+++ Records for processing

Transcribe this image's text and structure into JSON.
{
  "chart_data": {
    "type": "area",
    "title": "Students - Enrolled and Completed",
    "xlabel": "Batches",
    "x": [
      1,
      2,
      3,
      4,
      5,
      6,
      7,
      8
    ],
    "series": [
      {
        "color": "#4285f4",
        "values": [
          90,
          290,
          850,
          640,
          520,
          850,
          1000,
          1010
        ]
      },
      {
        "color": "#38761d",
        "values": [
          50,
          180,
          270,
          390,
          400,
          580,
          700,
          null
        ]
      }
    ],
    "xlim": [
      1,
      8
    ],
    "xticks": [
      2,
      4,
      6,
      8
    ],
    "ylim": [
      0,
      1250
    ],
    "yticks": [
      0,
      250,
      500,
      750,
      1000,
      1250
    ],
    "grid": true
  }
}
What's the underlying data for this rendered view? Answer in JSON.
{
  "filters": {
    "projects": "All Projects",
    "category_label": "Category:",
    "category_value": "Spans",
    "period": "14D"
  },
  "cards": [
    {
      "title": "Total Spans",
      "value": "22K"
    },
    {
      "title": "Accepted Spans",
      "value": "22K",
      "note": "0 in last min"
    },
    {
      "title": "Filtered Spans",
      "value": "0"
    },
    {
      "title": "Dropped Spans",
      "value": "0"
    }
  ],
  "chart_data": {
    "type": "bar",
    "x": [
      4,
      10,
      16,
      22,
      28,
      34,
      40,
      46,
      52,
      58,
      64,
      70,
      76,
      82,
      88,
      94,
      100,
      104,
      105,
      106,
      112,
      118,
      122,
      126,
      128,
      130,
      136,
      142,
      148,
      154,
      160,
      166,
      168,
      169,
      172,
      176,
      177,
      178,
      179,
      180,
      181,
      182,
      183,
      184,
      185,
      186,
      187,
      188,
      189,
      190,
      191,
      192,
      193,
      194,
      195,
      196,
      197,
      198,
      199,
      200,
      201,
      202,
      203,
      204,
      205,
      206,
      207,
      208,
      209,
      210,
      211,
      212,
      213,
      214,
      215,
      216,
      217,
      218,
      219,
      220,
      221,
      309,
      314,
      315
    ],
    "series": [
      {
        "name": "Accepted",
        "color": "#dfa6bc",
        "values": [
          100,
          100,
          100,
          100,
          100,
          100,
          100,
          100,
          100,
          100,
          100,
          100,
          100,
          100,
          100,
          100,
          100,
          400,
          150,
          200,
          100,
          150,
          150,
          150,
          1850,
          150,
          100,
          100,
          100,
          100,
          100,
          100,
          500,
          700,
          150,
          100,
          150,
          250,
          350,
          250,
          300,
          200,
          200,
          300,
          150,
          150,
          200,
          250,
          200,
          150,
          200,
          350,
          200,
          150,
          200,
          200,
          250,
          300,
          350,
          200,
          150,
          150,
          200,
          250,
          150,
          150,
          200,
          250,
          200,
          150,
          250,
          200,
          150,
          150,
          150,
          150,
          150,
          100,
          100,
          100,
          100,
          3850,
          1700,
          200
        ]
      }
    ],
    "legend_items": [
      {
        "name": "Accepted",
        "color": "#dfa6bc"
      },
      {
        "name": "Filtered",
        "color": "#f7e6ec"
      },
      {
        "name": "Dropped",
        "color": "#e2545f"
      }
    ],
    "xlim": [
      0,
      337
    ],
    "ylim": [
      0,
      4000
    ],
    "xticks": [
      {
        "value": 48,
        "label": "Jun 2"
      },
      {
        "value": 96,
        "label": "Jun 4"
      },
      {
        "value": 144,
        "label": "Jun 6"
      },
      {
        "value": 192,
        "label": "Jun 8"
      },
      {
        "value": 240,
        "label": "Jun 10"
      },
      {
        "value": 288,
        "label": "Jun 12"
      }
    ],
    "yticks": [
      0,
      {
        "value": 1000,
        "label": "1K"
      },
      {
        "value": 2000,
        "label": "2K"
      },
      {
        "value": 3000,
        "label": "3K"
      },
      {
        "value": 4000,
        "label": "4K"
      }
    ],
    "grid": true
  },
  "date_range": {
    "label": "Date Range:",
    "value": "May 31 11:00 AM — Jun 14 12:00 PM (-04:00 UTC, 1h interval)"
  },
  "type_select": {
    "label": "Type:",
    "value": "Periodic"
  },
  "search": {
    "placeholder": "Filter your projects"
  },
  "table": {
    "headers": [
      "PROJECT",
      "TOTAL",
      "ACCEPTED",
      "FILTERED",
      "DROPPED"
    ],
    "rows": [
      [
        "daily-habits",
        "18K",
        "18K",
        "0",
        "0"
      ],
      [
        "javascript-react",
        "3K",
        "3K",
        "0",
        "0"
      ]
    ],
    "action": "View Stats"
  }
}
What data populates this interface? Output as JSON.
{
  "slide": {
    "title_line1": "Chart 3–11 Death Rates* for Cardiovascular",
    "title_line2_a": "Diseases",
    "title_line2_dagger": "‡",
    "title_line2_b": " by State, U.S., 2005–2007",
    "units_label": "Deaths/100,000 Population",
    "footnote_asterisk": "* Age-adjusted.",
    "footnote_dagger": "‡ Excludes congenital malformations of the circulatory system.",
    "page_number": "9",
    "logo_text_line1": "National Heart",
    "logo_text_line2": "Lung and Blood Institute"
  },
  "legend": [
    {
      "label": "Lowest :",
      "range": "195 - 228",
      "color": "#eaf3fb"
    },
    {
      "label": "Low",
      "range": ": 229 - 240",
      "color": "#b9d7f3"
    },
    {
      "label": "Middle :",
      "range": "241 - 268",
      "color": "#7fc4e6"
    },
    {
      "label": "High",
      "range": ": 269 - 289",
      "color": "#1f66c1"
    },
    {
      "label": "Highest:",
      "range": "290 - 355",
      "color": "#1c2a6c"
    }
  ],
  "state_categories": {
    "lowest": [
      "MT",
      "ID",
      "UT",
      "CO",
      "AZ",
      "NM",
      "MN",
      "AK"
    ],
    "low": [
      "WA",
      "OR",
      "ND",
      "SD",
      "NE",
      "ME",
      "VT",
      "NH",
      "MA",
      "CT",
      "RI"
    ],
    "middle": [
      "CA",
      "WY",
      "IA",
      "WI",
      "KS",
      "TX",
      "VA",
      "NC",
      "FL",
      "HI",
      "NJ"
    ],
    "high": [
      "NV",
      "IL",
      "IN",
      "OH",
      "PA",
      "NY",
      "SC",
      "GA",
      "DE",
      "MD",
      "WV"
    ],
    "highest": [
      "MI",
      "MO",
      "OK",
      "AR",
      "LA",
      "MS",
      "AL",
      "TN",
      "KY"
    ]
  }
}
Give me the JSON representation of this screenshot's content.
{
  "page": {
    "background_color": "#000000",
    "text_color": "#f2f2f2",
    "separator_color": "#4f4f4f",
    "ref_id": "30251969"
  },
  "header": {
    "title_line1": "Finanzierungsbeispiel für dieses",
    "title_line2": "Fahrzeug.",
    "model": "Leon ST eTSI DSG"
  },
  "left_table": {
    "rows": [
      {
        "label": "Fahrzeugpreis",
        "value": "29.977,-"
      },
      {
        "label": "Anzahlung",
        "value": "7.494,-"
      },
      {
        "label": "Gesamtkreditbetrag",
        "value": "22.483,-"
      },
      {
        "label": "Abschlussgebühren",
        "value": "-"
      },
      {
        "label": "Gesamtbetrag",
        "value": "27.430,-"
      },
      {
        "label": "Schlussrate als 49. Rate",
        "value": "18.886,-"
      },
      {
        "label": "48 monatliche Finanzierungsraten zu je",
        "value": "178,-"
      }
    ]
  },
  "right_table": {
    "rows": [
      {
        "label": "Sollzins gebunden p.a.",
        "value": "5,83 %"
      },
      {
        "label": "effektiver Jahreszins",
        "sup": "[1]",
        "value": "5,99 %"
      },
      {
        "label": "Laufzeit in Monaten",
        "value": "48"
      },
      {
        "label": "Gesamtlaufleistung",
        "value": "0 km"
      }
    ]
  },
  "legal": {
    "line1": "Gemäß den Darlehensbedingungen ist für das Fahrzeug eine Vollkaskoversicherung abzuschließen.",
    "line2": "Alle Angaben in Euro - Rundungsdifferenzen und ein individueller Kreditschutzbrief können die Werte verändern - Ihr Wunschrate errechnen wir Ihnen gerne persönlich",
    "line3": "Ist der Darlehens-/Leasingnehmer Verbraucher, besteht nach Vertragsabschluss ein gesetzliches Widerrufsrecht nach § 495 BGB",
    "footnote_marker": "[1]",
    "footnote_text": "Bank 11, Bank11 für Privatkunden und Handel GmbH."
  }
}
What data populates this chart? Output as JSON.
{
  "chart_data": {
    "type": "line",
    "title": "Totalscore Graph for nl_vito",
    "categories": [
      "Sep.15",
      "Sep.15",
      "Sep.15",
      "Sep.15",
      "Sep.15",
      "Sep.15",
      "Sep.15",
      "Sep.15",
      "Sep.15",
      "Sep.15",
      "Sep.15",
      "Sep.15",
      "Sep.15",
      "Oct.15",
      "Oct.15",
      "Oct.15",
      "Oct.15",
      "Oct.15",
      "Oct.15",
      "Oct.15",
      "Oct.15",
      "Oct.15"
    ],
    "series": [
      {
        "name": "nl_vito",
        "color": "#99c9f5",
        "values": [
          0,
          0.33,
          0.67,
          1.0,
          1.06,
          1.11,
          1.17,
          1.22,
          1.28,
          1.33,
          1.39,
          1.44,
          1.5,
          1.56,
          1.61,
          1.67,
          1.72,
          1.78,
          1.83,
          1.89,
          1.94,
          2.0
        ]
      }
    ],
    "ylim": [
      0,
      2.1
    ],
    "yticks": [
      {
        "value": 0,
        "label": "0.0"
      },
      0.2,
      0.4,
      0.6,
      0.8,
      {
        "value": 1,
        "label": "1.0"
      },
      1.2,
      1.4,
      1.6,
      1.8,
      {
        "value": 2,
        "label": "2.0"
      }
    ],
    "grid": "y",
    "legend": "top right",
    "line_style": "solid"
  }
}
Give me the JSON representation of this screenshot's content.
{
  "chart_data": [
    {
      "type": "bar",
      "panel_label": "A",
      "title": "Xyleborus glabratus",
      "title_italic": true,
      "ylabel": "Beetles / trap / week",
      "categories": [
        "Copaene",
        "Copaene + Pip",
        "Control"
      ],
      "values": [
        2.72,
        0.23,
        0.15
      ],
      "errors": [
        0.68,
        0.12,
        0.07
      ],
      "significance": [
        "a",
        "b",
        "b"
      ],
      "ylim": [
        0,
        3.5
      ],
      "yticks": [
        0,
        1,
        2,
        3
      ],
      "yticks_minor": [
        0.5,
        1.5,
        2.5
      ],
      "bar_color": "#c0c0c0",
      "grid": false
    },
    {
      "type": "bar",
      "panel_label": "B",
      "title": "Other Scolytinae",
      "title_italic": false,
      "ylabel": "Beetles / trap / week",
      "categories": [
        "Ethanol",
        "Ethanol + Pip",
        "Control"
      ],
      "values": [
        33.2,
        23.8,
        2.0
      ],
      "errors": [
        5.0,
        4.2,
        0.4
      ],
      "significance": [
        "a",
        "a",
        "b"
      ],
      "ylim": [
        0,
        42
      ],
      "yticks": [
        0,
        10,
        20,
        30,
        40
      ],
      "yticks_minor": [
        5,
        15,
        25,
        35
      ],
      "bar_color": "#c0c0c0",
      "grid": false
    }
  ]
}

++++++

Copy all lines above containing the string "What".

What's the underlying data for this rendered view? Answer in JSON.
What data populates this interface? Output as JSON.
What data populates this chart? Output as JSON.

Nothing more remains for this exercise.